━━━━━ DATA PROVIDED ━━━━━

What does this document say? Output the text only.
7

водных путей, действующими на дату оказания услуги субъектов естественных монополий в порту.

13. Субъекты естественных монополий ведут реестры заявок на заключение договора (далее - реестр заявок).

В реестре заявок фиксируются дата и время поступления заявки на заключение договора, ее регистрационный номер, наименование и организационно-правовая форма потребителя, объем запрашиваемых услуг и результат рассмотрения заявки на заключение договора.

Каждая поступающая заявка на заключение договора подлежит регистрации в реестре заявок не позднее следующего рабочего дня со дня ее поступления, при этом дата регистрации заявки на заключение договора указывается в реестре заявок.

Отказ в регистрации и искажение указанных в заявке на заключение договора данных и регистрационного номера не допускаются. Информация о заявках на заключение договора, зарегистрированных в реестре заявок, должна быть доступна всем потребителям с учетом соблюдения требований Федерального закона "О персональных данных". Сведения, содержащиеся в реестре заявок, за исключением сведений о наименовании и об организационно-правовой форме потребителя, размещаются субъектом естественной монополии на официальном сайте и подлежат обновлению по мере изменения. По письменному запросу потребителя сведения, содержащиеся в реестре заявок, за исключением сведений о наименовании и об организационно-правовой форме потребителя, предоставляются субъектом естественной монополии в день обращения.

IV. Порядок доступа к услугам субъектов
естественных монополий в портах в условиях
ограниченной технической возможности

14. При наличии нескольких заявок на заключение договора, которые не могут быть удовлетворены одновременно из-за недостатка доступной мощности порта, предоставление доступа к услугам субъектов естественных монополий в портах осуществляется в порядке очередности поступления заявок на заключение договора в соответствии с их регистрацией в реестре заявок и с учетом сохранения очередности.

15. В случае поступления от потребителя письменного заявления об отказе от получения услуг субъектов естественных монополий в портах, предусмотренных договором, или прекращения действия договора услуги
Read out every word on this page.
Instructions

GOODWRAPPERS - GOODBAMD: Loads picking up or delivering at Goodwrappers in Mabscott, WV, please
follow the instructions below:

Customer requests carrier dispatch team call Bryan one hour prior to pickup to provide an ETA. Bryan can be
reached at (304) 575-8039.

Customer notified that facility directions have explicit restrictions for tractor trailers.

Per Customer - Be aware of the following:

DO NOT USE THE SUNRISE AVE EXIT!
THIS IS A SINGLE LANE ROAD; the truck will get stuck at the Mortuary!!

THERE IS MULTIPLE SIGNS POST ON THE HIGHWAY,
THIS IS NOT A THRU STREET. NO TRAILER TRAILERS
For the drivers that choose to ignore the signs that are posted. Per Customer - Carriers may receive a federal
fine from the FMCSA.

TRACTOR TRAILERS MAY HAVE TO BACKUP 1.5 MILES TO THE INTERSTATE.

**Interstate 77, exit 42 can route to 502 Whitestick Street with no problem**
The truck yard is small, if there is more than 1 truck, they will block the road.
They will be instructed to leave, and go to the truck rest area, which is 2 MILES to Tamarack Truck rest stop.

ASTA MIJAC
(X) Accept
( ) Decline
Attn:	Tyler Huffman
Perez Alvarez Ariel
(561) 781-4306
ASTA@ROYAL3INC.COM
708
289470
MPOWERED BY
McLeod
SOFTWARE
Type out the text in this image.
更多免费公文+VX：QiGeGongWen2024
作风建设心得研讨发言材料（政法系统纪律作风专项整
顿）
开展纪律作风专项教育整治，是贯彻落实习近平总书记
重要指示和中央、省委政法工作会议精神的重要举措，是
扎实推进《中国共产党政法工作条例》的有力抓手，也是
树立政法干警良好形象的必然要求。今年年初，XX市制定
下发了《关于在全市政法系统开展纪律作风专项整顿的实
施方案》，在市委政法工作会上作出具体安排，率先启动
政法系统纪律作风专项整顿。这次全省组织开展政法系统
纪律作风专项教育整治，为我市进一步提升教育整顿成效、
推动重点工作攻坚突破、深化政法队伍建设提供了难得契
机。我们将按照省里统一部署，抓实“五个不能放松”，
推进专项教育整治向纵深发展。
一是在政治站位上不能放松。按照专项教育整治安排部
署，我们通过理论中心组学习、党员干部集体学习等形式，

━━━━━

Isolate each line of the listing above that includes "субъектов". Copy it.

водных путей, действующими на дату оказания услуги субъектов естественных монополий в порту.
IV. Порядок доступа к услугам субъектов
14. При наличии нескольких заявок на заключение договора, которые не могут быть удовлетворены одновременно из-за недостатка доступной мощности порта, предоставление доступа к услугам субъектов естественных монополий в портах осуществляется в порядке очередности поступления заявок на заключение договора в соответствии с их регистрацией в реестре заявок и с учетом сохранения очередности.
15. В случае поступления от потребителя письменного заявления об отказе от получения услуг субъектов естественных монополий в портах, предусмотренных договором, или прекращения действия договора услуги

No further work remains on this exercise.